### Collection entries
################

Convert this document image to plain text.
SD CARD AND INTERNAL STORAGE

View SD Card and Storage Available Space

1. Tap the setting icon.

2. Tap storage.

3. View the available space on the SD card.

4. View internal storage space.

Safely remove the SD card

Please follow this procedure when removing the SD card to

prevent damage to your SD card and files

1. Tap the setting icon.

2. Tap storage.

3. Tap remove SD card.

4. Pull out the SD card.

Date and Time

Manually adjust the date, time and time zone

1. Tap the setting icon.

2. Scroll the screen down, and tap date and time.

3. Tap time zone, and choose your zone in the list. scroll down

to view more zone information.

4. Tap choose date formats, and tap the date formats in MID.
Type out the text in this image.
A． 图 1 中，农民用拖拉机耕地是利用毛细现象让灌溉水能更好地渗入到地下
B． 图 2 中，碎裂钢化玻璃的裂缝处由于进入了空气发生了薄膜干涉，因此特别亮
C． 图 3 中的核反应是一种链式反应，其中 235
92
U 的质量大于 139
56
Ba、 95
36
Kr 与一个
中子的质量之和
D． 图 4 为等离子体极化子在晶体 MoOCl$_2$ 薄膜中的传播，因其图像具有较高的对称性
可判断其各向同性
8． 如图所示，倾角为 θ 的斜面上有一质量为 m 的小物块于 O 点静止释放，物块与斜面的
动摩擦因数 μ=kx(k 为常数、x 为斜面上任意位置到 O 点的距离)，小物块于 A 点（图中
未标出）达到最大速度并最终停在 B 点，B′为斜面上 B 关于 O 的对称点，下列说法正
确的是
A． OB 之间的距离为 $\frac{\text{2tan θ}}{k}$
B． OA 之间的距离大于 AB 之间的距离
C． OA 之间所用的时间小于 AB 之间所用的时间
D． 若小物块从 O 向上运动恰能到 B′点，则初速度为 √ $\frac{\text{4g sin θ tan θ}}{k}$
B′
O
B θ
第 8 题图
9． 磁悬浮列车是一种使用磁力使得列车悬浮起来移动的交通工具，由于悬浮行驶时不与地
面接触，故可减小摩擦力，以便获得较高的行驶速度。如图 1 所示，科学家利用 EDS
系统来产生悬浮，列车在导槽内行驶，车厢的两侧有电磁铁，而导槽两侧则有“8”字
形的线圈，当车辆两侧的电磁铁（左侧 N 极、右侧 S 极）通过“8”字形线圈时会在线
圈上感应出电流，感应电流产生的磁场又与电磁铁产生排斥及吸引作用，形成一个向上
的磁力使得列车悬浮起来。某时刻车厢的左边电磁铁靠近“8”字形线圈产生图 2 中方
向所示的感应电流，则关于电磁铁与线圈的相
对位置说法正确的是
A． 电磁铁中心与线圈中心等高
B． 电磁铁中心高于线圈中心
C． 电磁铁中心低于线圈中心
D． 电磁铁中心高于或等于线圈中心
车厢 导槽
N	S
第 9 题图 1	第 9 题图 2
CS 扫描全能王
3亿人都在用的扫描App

################

### REQUIRED WORK
Copy every line of the records above that contains "down".

### RESPONSE BELOW
2. Scroll the screen down, and tap date and time.
3. Tap time zone, and choose your zone in the list. scroll down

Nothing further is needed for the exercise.